━━━ SOURCE DATA ━━━
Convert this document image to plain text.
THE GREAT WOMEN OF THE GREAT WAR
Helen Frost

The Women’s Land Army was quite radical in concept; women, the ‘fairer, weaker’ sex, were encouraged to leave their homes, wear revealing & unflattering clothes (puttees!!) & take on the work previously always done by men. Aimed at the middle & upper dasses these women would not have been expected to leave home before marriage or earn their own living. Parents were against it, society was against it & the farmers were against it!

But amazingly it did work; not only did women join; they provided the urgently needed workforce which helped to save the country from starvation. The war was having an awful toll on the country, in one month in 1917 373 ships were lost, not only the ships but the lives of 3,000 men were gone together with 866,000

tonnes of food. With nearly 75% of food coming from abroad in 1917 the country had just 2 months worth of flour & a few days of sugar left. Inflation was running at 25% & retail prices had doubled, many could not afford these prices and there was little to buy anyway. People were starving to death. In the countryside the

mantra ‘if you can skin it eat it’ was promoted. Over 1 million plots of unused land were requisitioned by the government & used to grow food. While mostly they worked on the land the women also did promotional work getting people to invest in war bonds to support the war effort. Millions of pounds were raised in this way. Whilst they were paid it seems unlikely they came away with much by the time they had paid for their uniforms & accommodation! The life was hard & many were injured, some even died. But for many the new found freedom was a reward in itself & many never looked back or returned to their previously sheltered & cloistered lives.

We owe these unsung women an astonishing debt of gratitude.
━━━
━━━ SOURCE DATA ━━━
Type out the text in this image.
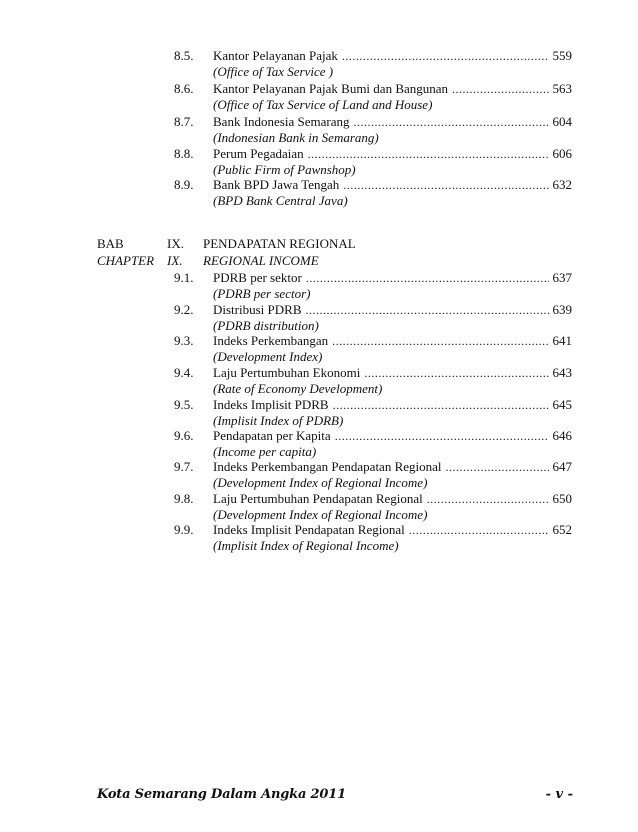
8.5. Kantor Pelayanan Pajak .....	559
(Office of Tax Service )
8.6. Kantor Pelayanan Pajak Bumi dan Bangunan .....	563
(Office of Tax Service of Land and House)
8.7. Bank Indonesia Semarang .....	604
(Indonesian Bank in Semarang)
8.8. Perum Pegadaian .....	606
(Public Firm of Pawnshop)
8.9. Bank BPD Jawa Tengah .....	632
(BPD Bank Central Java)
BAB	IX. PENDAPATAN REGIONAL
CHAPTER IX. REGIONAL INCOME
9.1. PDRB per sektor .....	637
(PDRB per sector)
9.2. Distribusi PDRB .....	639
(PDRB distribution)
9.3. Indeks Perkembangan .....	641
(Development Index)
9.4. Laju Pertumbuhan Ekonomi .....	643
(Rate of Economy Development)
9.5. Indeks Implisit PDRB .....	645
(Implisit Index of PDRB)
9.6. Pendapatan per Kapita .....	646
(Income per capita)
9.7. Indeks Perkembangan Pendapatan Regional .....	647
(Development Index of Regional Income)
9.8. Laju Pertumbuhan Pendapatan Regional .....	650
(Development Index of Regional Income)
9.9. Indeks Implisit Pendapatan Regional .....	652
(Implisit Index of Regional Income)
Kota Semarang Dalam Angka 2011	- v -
━━━
Which lines contain the word "Pajak"? Return each of them.

8.5. Kantor Pelayanan Pajak .....	559
8.6. Kantor Pelayanan Pajak Bumi dan Bangunan .....	563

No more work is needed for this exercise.